# START OF Dataset records

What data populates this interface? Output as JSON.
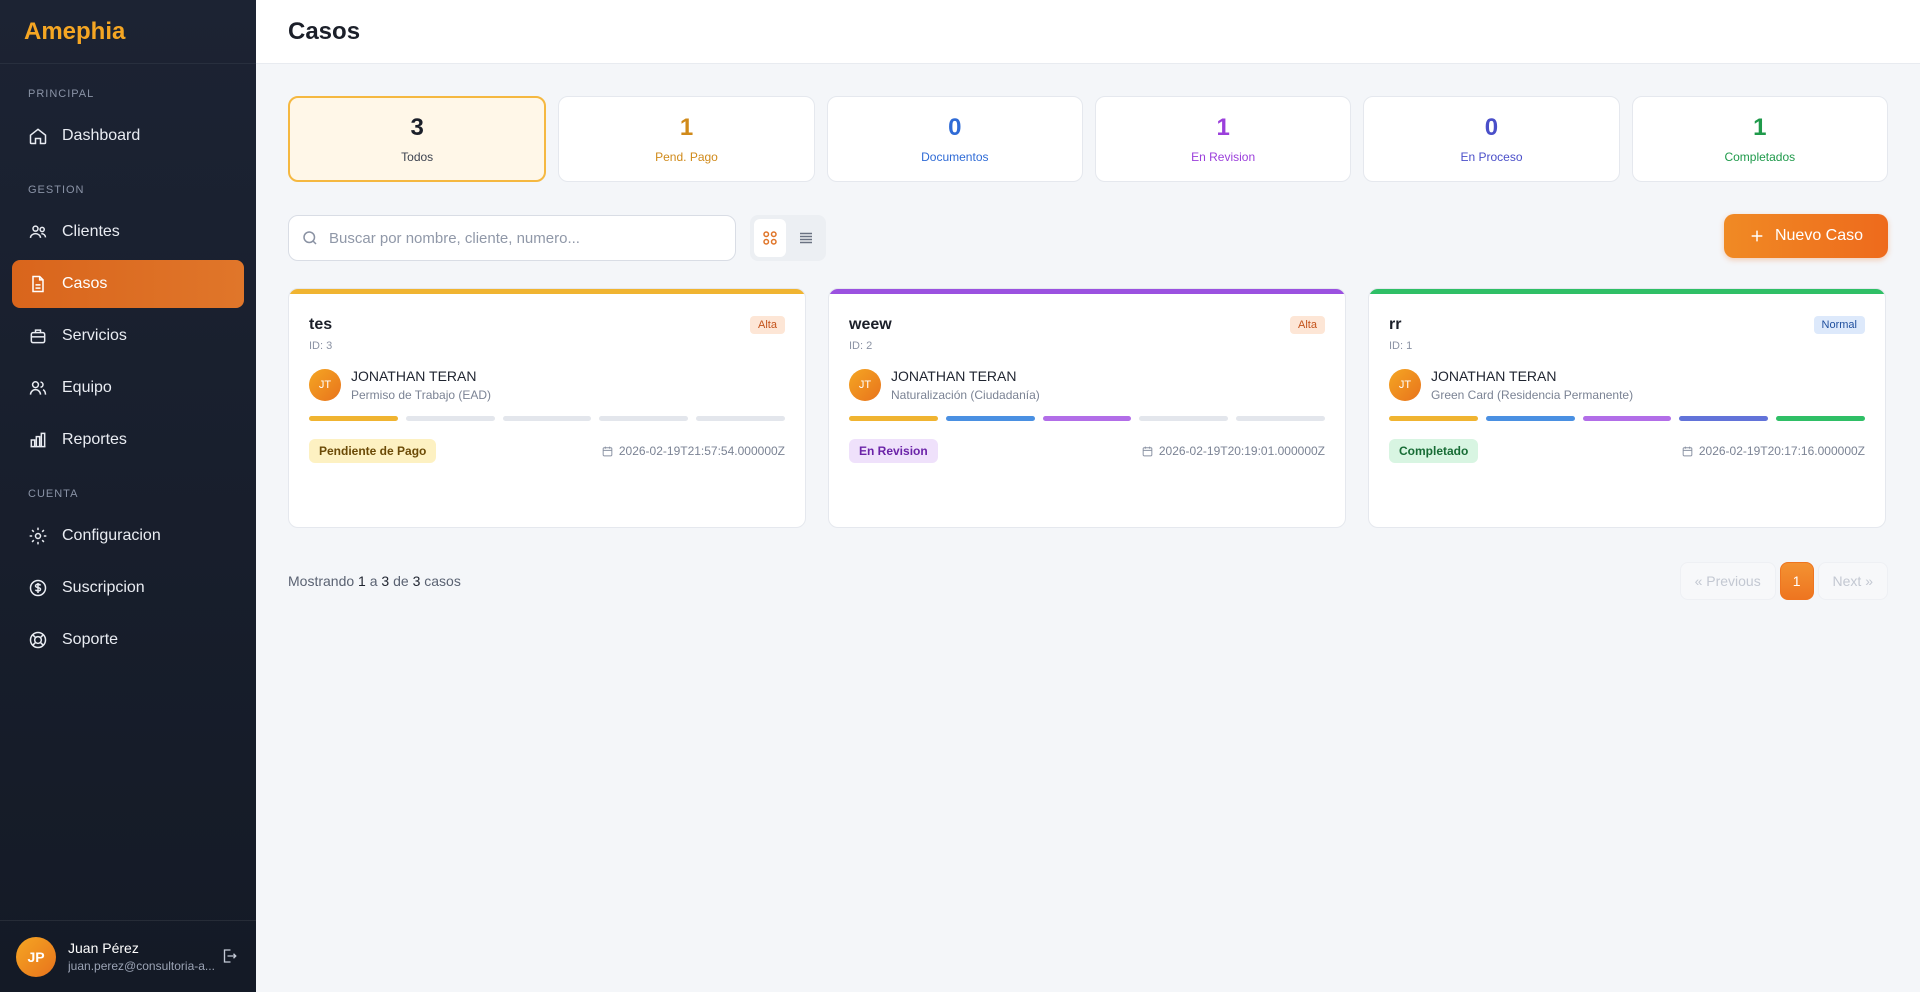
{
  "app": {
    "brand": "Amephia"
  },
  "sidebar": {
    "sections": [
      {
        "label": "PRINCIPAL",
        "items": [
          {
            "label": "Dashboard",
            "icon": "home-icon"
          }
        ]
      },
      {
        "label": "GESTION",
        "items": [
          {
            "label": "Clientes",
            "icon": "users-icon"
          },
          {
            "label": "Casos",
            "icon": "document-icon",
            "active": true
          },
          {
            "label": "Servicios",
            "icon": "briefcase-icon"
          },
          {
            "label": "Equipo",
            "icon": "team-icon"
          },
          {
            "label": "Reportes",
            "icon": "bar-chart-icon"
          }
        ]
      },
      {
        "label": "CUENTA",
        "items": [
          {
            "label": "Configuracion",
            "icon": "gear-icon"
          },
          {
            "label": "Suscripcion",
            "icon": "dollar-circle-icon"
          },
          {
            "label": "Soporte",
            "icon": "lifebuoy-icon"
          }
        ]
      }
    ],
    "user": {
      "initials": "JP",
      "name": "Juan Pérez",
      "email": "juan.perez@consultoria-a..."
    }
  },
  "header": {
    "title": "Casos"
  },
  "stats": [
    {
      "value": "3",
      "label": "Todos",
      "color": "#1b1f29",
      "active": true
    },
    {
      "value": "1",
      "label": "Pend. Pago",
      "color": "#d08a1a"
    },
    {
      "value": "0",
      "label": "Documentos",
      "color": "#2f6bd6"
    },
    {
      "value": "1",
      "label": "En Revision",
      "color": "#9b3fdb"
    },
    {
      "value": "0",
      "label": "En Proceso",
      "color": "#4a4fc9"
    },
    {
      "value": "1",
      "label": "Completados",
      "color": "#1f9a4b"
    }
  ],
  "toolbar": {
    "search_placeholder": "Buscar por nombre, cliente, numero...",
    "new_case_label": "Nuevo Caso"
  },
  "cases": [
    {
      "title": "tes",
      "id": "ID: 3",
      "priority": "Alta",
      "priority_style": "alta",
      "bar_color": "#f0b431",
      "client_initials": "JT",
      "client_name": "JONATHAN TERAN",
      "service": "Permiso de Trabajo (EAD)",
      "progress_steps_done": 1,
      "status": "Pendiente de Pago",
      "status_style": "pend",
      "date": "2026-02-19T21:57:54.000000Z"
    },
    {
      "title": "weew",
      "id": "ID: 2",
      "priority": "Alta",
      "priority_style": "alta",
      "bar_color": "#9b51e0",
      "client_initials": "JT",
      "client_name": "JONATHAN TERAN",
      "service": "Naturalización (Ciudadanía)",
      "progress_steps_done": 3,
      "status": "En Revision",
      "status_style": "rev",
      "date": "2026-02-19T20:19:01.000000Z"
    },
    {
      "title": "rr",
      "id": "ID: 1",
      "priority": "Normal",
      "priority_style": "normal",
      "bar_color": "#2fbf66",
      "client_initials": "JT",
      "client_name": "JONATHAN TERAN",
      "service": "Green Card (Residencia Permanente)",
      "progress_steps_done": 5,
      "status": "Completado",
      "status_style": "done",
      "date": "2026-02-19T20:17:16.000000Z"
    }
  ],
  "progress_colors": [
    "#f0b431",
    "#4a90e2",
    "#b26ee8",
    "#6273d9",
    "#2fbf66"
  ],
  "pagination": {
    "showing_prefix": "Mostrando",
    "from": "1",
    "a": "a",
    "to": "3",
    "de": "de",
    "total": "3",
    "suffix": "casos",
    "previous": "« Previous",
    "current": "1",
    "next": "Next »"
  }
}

# END OF Dataset records

Print out the material word for word, omitting the pictures.

What data populates this interface? Output as JSON.
{
  "app": {
    "brand": "Amephia"
  },
  "sidebar": {
    "sections": [
      {
        "label": "PRINCIPAL",
        "items": [
          {
            "label": "Dashboard",
            "icon": "home-icon"
          }
        ]
      },
      {
        "label": "GESTION",
        "items": [
          {
            "label": "Clientes",
            "icon": "users-icon"
          },
          {
            "label": "Casos",
            "icon": "document-icon",
            "active": true
          },
          {
            "label": "Servicios",
            "icon": "briefcase-icon"
          },
          {
            "label": "Equipo",
            "icon": "team-icon"
          },
          {
            "label": "Reportes",
            "icon": "bar-chart-icon"
          }
        ]
      },
      {
        "label": "CUENTA",
        "items": [
          {
            "label": "Configuracion",
            "icon": "gear-icon"
          },
          {
            "label": "Suscripcion",
            "icon": "dollar-circle-icon"
          },
          {
            "label": "Soporte",
            "icon": "lifebuoy-icon"
          }
        ]
      }
    ],
    "user": {
      "initials": "JP",
      "name": "Juan Pérez",
      "email": "juan.perez@consultoria-a..."
    }
  },
  "header": {
    "title": "Casos"
  },
  "stats": [
    {
      "value": "3",
      "label": "Todos",
      "color": "#1b1f29",
      "active": true
    },
    {
      "value": "1",
      "label": "Pend. Pago",
      "color": "#d08a1a"
    },
    {
      "value": "0",
      "label": "Documentos",
      "color": "#2f6bd6"
    },
    {
      "value": "1",
      "label": "En Revision",
      "color": "#9b3fdb"
    },
    {
      "value": "0",
      "label": "En Proceso",
      "color": "#4a4fc9"
    },
    {
      "value": "1",
      "label": "Completados",
      "color": "#1f9a4b"
    }
  ],
  "toolbar": {
    "search_placeholder": "Buscar por nombre, cliente, numero...",
    "new_case_label": "Nuevo Caso"
  },
  "cases": [
    {
      "title": "tes",
      "id": "ID: 3",
      "priority": "Alta",
      "priority_style": "alta",
      "bar_color": "#f0b431",
      "client_initials": "JT",
      "client_name": "JONATHAN TERAN",
      "service": "Permiso de Trabajo (EAD)",
      "progress_steps_done": 1,
      "status": "Pendiente de Pago",
      "status_style": "pend",
      "date": "2026-02-19T21:57:54.000000Z"
    },
    {
      "title": "weew",
      "id": "ID: 2",
      "priority": "Alta",
      "priority_style": "alta",
      "bar_color": "#9b51e0",
      "client_initials": "JT",
      "client_name": "JONATHAN TERAN",
      "service": "Naturalización (Ciudadanía)",
      "progress_steps_done": 3,
      "status": "En Revision",
      "status_style": "rev",
      "date": "2026-02-19T20:19:01.000000Z"
    },
    {
      "title": "rr",
      "id": "ID: 1",
      "priority": "Normal",
      "priority_style": "normal",
      "bar_color": "#2fbf66",
      "client_initials": "JT",
      "client_name": "JONATHAN TERAN",
      "service": "Green Card (Residencia Permanente)",
      "progress_steps_done": 5,
      "status": "Completado",
      "status_style": "done",
      "date": "2026-02-19T20:17:16.000000Z"
    }
  ],
  "progress_colors": [
    "#f0b431",
    "#4a90e2",
    "#b26ee8",
    "#6273d9",
    "#2fbf66"
  ],
  "pagination": {
    "showing_prefix": "Mostrando",
    "from": "1",
    "a": "a",
    "to": "3",
    "de": "de",
    "total": "3",
    "suffix": "casos",
    "previous": "« Previous",
    "current": "1",
    "next": "Next »"
  }
}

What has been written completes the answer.